▶ [Given exercise] Please quote the material exactly, every line of it.

#### Source records ####

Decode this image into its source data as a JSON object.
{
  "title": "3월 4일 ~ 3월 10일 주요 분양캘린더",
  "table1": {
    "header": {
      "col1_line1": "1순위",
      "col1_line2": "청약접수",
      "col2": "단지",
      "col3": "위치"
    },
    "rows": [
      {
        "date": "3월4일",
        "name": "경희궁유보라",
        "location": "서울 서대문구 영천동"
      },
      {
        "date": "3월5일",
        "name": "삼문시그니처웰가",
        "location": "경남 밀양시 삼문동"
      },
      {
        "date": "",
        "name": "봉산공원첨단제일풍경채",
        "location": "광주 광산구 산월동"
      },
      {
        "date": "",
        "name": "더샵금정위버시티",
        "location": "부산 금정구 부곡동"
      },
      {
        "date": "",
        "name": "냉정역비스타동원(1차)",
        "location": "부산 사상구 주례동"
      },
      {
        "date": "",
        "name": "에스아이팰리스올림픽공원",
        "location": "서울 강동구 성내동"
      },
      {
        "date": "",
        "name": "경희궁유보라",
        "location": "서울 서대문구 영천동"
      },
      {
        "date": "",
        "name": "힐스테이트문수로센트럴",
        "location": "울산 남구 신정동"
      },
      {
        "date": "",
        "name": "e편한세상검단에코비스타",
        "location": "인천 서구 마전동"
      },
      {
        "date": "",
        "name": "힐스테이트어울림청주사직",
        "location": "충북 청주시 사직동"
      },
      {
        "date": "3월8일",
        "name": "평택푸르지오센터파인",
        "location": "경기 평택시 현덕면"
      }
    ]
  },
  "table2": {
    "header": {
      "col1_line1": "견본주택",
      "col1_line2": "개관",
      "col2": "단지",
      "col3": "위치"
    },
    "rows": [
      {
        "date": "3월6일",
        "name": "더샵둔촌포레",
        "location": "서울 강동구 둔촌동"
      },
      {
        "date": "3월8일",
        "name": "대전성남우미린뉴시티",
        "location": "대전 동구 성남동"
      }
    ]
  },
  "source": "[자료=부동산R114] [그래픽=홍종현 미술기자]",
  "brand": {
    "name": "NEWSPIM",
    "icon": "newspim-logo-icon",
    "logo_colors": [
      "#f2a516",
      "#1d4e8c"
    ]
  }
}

####

▶ [The output]
Decode this image into its source data as a JSON object.
{
  "title": "3월 4일 ~ 3월 10일 주요 분양캘린더",
  "table1": {
    "header": {
      "col1_line1": "1순위",
      "col1_line2": "청약접수",
      "col2": "단지",
      "col3": "위치"
    },
    "rows": [
      {
        "date": "3월4일",
        "name": "경희궁유보라",
        "location": "서울 서대문구 영천동"
      },
      {
        "date": "3월5일",
        "name": "삼문시그니처웰가",
        "location": "경남 밀양시 삼문동"
      },
      {
        "date": "",
        "name": "봉산공원첨단제일풍경채",
        "location": "광주 광산구 산월동"
      },
      {
        "date": "",
        "name": "더샵금정위버시티",
        "location": "부산 금정구 부곡동"
      },
      {
        "date": "",
        "name": "냉정역비스타동원(1차)",
        "location": "부산 사상구 주례동"
      },
      {
        "date": "",
        "name": "에스아이팰리스올림픽공원",
        "location": "서울 강동구 성내동"
      },
      {
        "date": "",
        "name": "경희궁유보라",
        "location": "서울 서대문구 영천동"
      },
      {
        "date": "",
        "name": "힐스테이트문수로센트럴",
        "location": "울산 남구 신정동"
      },
      {
        "date": "",
        "name": "e편한세상검단에코비스타",
        "location": "인천 서구 마전동"
      },
      {
        "date": "",
        "name": "힐스테이트어울림청주사직",
        "location": "충북 청주시 사직동"
      },
      {
        "date": "3월8일",
        "name": "평택푸르지오센터파인",
        "location": "경기 평택시 현덕면"
      }
    ]
  },
  "table2": {
    "header": {
      "col1_line1": "견본주택",
      "col1_line2": "개관",
      "col2": "단지",
      "col3": "위치"
    },
    "rows": [
      {
        "date": "3월6일",
        "name": "더샵둔촌포레",
        "location": "서울 강동구 둔촌동"
      },
      {
        "date": "3월8일",
        "name": "대전성남우미린뉴시티",
        "location": "대전 동구 성남동"
      }
    ]
  },
  "source": "[자료=부동산R114] [그래픽=홍종현 미술기자]",
  "brand": {
    "name": "NEWSPIM",
    "icon": "newspim-logo-icon",
    "logo_colors": [
      "#f2a516",
      "#1d4e8c"
    ]
  }
}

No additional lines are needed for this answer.